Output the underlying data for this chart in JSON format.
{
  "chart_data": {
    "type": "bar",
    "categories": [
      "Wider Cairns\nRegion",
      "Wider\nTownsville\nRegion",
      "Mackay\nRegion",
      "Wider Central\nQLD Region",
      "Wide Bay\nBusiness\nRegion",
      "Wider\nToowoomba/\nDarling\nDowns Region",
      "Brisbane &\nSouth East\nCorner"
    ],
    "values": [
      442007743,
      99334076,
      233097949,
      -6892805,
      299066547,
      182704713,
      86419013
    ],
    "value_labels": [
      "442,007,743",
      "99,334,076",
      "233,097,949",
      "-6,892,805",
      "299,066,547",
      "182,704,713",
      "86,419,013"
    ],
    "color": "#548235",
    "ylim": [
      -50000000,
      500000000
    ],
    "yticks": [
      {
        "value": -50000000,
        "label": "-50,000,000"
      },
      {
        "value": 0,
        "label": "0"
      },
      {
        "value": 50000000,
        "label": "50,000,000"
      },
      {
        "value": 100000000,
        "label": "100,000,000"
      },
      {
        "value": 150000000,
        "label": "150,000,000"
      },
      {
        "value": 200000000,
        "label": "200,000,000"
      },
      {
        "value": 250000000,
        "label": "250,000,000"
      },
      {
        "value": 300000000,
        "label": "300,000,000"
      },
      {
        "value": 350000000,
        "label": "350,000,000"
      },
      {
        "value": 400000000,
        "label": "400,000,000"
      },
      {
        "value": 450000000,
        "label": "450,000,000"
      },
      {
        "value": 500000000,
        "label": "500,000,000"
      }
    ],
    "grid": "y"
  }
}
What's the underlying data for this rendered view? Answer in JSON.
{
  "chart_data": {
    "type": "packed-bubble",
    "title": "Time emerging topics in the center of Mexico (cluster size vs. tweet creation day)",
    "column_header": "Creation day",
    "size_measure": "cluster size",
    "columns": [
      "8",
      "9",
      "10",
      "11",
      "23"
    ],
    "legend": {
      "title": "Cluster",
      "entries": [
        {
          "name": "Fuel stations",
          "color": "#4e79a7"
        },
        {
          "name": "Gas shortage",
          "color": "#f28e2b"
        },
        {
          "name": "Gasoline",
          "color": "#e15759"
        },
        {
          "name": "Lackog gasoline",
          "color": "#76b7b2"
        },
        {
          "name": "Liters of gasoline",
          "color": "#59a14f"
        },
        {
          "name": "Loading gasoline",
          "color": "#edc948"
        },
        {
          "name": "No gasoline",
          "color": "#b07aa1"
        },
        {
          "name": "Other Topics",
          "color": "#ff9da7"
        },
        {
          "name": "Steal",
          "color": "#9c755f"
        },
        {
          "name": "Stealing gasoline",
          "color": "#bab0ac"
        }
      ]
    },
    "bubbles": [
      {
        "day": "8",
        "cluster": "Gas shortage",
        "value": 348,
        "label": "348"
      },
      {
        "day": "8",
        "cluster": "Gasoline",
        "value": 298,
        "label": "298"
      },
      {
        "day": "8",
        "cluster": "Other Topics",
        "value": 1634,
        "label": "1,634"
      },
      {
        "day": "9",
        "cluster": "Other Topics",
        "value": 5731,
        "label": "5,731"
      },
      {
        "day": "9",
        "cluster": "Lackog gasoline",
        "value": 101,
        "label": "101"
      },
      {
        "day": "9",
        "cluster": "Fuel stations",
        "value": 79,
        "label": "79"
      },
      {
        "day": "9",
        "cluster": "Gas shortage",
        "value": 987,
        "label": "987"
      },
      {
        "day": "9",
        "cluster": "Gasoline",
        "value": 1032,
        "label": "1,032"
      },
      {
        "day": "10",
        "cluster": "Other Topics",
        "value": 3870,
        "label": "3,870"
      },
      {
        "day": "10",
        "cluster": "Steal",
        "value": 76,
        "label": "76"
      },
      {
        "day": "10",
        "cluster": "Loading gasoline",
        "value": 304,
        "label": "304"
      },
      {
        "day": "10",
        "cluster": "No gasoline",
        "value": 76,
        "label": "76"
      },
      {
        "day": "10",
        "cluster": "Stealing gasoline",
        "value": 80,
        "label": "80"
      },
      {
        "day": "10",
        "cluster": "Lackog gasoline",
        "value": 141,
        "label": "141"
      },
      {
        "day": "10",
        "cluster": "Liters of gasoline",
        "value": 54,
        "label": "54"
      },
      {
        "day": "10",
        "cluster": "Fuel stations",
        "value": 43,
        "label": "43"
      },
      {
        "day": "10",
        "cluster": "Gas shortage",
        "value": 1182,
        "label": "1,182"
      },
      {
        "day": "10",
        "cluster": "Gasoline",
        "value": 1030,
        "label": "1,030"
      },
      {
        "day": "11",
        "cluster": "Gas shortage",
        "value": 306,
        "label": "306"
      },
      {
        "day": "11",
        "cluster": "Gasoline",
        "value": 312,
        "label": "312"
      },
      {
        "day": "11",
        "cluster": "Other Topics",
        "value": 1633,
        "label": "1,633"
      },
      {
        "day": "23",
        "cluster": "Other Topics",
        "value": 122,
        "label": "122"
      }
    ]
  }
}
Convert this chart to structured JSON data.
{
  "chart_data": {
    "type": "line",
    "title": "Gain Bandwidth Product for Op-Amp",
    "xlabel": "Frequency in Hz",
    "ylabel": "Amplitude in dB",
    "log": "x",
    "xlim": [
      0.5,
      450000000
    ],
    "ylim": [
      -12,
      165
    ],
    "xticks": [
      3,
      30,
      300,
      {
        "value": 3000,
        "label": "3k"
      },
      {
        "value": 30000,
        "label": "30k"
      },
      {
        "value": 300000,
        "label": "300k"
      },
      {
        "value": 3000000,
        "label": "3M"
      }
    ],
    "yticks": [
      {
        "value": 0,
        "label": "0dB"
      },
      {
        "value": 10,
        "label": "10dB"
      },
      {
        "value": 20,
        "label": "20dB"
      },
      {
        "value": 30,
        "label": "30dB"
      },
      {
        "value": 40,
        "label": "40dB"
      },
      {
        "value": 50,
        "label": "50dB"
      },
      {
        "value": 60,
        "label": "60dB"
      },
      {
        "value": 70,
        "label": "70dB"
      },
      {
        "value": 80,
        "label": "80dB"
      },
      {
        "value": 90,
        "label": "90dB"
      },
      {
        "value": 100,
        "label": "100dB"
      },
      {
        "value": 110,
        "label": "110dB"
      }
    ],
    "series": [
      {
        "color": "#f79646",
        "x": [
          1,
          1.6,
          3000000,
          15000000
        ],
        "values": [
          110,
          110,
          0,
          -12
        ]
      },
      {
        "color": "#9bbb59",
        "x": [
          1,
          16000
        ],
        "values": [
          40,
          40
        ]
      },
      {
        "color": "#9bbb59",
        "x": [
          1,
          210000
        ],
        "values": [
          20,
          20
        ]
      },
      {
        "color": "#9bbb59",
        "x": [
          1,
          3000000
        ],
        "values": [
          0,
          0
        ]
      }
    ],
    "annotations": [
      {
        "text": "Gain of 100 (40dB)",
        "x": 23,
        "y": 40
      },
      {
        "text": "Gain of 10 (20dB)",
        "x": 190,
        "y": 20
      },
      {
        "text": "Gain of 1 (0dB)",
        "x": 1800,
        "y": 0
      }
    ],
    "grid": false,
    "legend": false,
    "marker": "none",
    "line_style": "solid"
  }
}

------------------------------------------------

- _Task goal_
Quote each line of the listing above exactly.

- _Output for this exercise_
Output the underlying data for this chart in JSON format.
{
  "chart_data": {
    "type": "bar",
    "categories": [
      "Wider Cairns\nRegion",
      "Wider\nTownsville\nRegion",
      "Mackay\nRegion",
      "Wider Central\nQLD Region",
      "Wide Bay\nBusiness\nRegion",
      "Wider\nToowoomba/\nDarling\nDowns Region",
      "Brisbane &\nSouth East\nCorner"
    ],
    "values": [
      442007743,
      99334076,
      233097949,
      -6892805,
      299066547,
      182704713,
      86419013
    ],
    "value_labels": [
      "442,007,743",
      "99,334,076",
      "233,097,949",
      "-6,892,805",
      "299,066,547",
      "182,704,713",
      "86,419,013"
    ],
    "color": "#548235",
    "ylim": [
      -50000000,
      500000000
    ],
    "yticks": [
      {
        "value": -50000000,
        "label": "-50,000,000"
      },
      {
        "value": 0,
        "label": "0"
      },
      {
        "value": 50000000,
        "label": "50,000,000"
      },
      {
        "value": 100000000,
        "label": "100,000,000"
      },
      {
        "value": 150000000,
        "label": "150,000,000"
      },
      {
        "value": 200000000,
        "label": "200,000,000"
      },
      {
        "value": 250000000,
        "label": "250,000,000"
      },
      {
        "value": 300000000,
        "label": "300,000,000"
      },
      {
        "value": 350000000,
        "label": "350,000,000"
      },
      {
        "value": 400000000,
        "label": "400,000,000"
      },
      {
        "value": 450000000,
        "label": "450,000,000"
      },
      {
        "value": 500000000,
        "label": "500,000,000"
      }
    ],
    "grid": "y"
  }
}
What's the underlying data for this rendered view? Answer in JSON.
{
  "chart_data": {
    "type": "packed-bubble",
    "title": "Time emerging topics in the center of Mexico (cluster size vs. tweet creation day)",
    "column_header": "Creation day",
    "size_measure": "cluster size",
    "columns": [
      "8",
      "9",
      "10",
      "11",
      "23"
    ],
    "legend": {
      "title": "Cluster",
      "entries": [
        {
          "name": "Fuel stations",
          "color": "#4e79a7"
        },
        {
          "name": "Gas shortage",
          "color": "#f28e2b"
        },
        {
          "name": "Gasoline",
          "color": "#e15759"
        },
        {
          "name": "Lackog gasoline",
          "color": "#76b7b2"
        },
        {
          "name": "Liters of gasoline",
          "color": "#59a14f"
        },
        {
          "name": "Loading gasoline",
          "color": "#edc948"
        },
        {
          "name": "No gasoline",
          "color": "#b07aa1"
        },
        {
          "name": "Other Topics",
          "color": "#ff9da7"
        },
        {
          "name": "Steal",
          "color": "#9c755f"
        },
        {
          "name": "Stealing gasoline",
          "color": "#bab0ac"
        }
      ]
    },
    "bubbles": [
      {
        "day": "8",
        "cluster": "Gas shortage",
        "value": 348,
        "label": "348"
      },
      {
        "day": "8",
        "cluster": "Gasoline",
        "value": 298,
        "label": "298"
      },
      {
        "day": "8",
        "cluster": "Other Topics",
        "value": 1634,
        "label": "1,634"
      },
      {
        "day": "9",
        "cluster": "Other Topics",
        "value": 5731,
        "label": "5,731"
      },
      {
        "day": "9",
        "cluster": "Lackog gasoline",
        "value": 101,
        "label": "101"
      },
      {
        "day": "9",
        "cluster": "Fuel stations",
        "value": 79,
        "label": "79"
      },
      {
        "day": "9",
        "cluster": "Gas shortage",
        "value": 987,
        "label": "987"
      },
      {
        "day": "9",
        "cluster": "Gasoline",
        "value": 1032,
        "label": "1,032"
      },
      {
        "day": "10",
        "cluster": "Other Topics",
        "value": 3870,
        "label": "3,870"
      },
      {
        "day": "10",
        "cluster": "Steal",
        "value": 76,
        "label": "76"
      },
      {
        "day": "10",
        "cluster": "Loading gasoline",
        "value": 304,
        "label": "304"
      },
      {
        "day": "10",
        "cluster": "No gasoline",
        "value": 76,
        "label": "76"
      },
      {
        "day": "10",
        "cluster": "Stealing gasoline",
        "value": 80,
        "label": "80"
      },
      {
        "day": "10",
        "cluster": "Lackog gasoline",
        "value": 141,
        "label": "141"
      },
      {
        "day": "10",
        "cluster": "Liters of gasoline",
        "value": 54,
        "label": "54"
      },
      {
        "day": "10",
        "cluster": "Fuel stations",
        "value": 43,
        "label": "43"
      },
      {
        "day": "10",
        "cluster": "Gas shortage",
        "value": 1182,
        "label": "1,182"
      },
      {
        "day": "10",
        "cluster": "Gasoline",
        "value": 1030,
        "label": "1,030"
      },
      {
        "day": "11",
        "cluster": "Gas shortage",
        "value": 306,
        "label": "306"
      },
      {
        "day": "11",
        "cluster": "Gasoline",
        "value": 312,
        "label": "312"
      },
      {
        "day": "11",
        "cluster": "Other Topics",
        "value": 1633,
        "label": "1,633"
      },
      {
        "day": "23",
        "cluster": "Other Topics",
        "value": 122,
        "label": "122"
      }
    ]
  }
}
Convert this chart to structured JSON data.
{
  "chart_data": {
    "type": "line",
    "title": "Gain Bandwidth Product for Op-Amp",
    "xlabel": "Frequency in Hz",
    "ylabel": "Amplitude in dB",
    "log": "x",
    "xlim": [
      0.5,
      450000000
    ],
    "ylim": [
      -12,
      165
    ],
    "xticks": [
      3,
      30,
      300,
      {
        "value": 3000,
        "label": "3k"
      },
      {
        "value": 30000,
        "label": "30k"
      },
      {
        "value": 300000,
        "label": "300k"
      },
      {
        "value": 3000000,
        "label": "3M"
      }
    ],
    "yticks": [
      {
        "value": 0,
        "label": "0dB"
      },
      {
        "value": 10,
        "label": "10dB"
      },
      {
        "value": 20,
        "label": "20dB"
      },
      {
        "value": 30,
        "label": "30dB"
      },
      {
        "value": 40,
        "label": "40dB"
      },
      {
        "value": 50,
        "label": "50dB"
      },
      {
        "value": 60,
        "label": "60dB"
      },
      {
        "value": 70,
        "label": "70dB"
      },
      {
        "value": 80,
        "label": "80dB"
      },
      {
        "value": 90,
        "label": "90dB"
      },
      {
        "value": 100,
        "label": "100dB"
      },
      {
        "value": 110,
        "label": "110dB"
      }
    ],
    "series": [
      {
        "color": "#f79646",
        "x": [
          1,
          1.6,
          3000000,
          15000000
        ],
        "values": [
          110,
          110,
          0,
          -12
        ]
      },
      {
        "color": "#9bbb59",
        "x": [
          1,
          16000
        ],
        "values": [
          40,
          40
        ]
      },
      {
        "color": "#9bbb59",
        "x": [
          1,
          210000
        ],
        "values": [
          20,
          20
        ]
      },
      {
        "color": "#9bbb59",
        "x": [
          1,
          3000000
        ],
        "values": [
          0,
          0
        ]
      }
    ],
    "annotations": [
      {
        "text": "Gain of 100 (40dB)",
        "x": 23,
        "y": 40
      },
      {
        "text": "Gain of 10 (20dB)",
        "x": 190,
        "y": 20
      },
      {
        "text": "Gain of 1 (0dB)",
        "x": 1800,
        "y": 0
      }
    ],
    "grid": false,
    "legend": false,
    "marker": "none",
    "line_style": "solid"
  }
}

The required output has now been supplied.